• **PROBLEM REQUIREMENTS**: Return the listing below word for word.

• **RECORDS FOR THE TASK**:

|---|

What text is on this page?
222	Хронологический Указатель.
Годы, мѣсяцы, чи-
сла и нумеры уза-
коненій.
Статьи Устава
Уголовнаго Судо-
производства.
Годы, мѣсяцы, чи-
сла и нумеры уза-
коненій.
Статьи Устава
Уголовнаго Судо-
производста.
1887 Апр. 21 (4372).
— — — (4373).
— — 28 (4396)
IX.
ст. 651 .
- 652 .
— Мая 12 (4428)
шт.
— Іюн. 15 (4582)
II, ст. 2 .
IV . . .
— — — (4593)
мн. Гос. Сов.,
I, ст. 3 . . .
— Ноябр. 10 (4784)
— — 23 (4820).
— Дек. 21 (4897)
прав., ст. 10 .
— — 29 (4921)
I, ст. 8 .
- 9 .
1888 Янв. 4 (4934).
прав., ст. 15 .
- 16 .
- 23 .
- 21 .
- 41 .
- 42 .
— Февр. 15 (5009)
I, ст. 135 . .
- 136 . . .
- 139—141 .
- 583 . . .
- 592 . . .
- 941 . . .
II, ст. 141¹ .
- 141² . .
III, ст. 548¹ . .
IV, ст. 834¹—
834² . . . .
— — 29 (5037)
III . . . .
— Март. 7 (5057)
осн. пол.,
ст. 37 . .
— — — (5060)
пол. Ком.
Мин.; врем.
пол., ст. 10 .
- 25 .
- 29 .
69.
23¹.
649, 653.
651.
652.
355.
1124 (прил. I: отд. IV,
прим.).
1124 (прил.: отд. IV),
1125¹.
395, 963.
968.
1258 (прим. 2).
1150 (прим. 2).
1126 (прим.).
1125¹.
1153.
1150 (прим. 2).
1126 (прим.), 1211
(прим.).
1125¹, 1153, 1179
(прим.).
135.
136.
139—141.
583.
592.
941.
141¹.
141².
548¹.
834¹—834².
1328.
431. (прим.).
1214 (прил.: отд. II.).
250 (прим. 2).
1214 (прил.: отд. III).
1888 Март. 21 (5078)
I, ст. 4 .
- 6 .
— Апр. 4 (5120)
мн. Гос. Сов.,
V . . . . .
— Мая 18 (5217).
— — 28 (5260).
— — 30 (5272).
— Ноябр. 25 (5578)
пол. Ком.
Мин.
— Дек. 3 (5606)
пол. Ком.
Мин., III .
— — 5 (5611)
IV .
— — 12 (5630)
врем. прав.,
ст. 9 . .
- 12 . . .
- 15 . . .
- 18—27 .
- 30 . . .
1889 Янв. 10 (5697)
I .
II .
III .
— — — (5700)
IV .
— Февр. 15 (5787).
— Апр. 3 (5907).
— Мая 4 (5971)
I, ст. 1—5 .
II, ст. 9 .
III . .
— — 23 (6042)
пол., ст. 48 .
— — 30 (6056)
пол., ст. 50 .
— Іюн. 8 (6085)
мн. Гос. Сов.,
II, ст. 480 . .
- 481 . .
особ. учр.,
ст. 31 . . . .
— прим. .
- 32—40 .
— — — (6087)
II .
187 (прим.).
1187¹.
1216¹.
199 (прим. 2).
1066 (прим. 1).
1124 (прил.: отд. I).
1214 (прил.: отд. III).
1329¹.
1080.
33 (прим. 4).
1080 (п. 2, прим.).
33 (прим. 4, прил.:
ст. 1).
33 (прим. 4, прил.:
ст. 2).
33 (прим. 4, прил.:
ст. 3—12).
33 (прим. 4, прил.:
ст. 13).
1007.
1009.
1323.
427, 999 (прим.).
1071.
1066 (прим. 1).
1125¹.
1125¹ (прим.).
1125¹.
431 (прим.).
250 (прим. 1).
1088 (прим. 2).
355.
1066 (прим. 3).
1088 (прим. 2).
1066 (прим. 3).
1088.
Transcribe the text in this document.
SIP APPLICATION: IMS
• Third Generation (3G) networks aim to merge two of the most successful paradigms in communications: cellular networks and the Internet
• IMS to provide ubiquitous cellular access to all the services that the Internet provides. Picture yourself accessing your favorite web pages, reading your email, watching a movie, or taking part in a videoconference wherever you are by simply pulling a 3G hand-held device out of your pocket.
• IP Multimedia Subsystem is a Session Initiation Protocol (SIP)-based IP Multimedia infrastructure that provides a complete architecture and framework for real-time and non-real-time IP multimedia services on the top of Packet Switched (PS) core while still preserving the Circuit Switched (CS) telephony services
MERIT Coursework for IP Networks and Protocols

|---|

• **ANSWER TO THE EXERCISE**:
What text is on this page?
222	Хронологический Указатель.
Годы, мѣсяцы, чи-
сла и нумеры уза-
коненій.
Статьи Устава
Уголовнаго Судо-
производства.
Годы, мѣсяцы, чи-
сла и нумеры уза-
коненій.
Статьи Устава
Уголовнаго Судо-
производста.
1887 Апр. 21 (4372).
— — — (4373).
— — 28 (4396)
IX.
ст. 651 .
- 652 .
— Мая 12 (4428)
шт.
— Іюн. 15 (4582)
II, ст. 2 .
IV . . .
— — — (4593)
мн. Гос. Сов.,
I, ст. 3 . . .
— Ноябр. 10 (4784)
— — 23 (4820).
— Дек. 21 (4897)
прав., ст. 10 .
— — 29 (4921)
I, ст. 8 .
- 9 .
1888 Янв. 4 (4934).
прав., ст. 15 .
- 16 .
- 23 .
- 21 .
- 41 .
- 42 .
— Февр. 15 (5009)
I, ст. 135 . .
- 136 . . .
- 139—141 .
- 583 . . .
- 592 . . .
- 941 . . .
II, ст. 141¹ .
- 141² . .
III, ст. 548¹ . .
IV, ст. 834¹—
834² . . . .
— — 29 (5037)
III . . . .
— Март. 7 (5057)
осн. пол.,
ст. 37 . .
— — — (5060)
пол. Ком.
Мин.; врем.
пол., ст. 10 .
- 25 .
- 29 .
69.
23¹.
649, 653.
651.
652.
355.
1124 (прил. I: отд. IV,
прим.).
1124 (прил.: отд. IV),
1125¹.
395, 963.
968.
1258 (прим. 2).
1150 (прим. 2).
1126 (прим.).
1125¹.
1153.
1150 (прим. 2).
1126 (прим.), 1211
(прим.).
1125¹, 1153, 1179
(прим.).
135.
136.
139—141.
583.
592.
941.
141¹.
141².
548¹.
834¹—834².
1328.
431. (прим.).
1214 (прил.: отд. II.).
250 (прим. 2).
1214 (прил.: отд. III).
1888 Март. 21 (5078)
I, ст. 4 .
- 6 .
— Апр. 4 (5120)
мн. Гос. Сов.,
V . . . . .
— Мая 18 (5217).
— — 28 (5260).
— — 30 (5272).
— Ноябр. 25 (5578)
пол. Ком.
Мин.
— Дек. 3 (5606)
пол. Ком.
Мин., III .
— — 5 (5611)
IV .
— — 12 (5630)
врем. прав.,
ст. 9 . .
- 12 . . .
- 15 . . .
- 18—27 .
- 30 . . .
1889 Янв. 10 (5697)
I .
II .
III .
— — — (5700)
IV .
— Февр. 15 (5787).
— Апр. 3 (5907).
— Мая 4 (5971)
I, ст. 1—5 .
II, ст. 9 .
III . .
— — 23 (6042)
пол., ст. 48 .
— — 30 (6056)
пол., ст. 50 .
— Іюн. 8 (6085)
мн. Гос. Сов.,
II, ст. 480 . .
- 481 . .
особ. учр.,
ст. 31 . . . .
— прим. .
- 32—40 .
— — — (6087)
II .
187 (прим.).
1187¹.
1216¹.
199 (прим. 2).
1066 (прим. 1).
1124 (прил.: отд. I).
1214 (прил.: отд. III).
1329¹.
1080.
33 (прим. 4).
1080 (п. 2, прим.).
33 (прим. 4, прил.:
ст. 1).
33 (прим. 4, прил.:
ст. 2).
33 (прим. 4, прил.:
ст. 3—12).
33 (прим. 4, прил.:
ст. 13).
1007.
1009.
1323.
427, 999 (прим.).
1071.
1066 (прим. 1).
1125¹.
1125¹ (прим.).
1125¹.
431 (прим.).
250 (прим. 1).
1088 (прим. 2).
355.
1066 (прим. 3).
1088 (прим. 2).
1066 (прим. 3).
1088.
Transcribe the text in this document.
SIP APPLICATION: IMS
• Third Generation (3G) networks aim to merge two of the most successful paradigms in communications: cellular networks and the Internet
• IMS to provide ubiquitous cellular access to all the services that the Internet provides. Picture yourself accessing your favorite web pages, reading your email, watching a movie, or taking part in a videoconference wherever you are by simply pulling a 3G hand-held device out of your pocket.
• IP Multimedia Subsystem is a Session Initiation Protocol (SIP)-based IP Multimedia infrastructure that provides a complete architecture and framework for real-time and non-real-time IP multimedia services on the top of Packet Switched (PS) core while still preserving the Circuit Switched (CS) telephony services
MERIT Coursework for IP Networks and Protocols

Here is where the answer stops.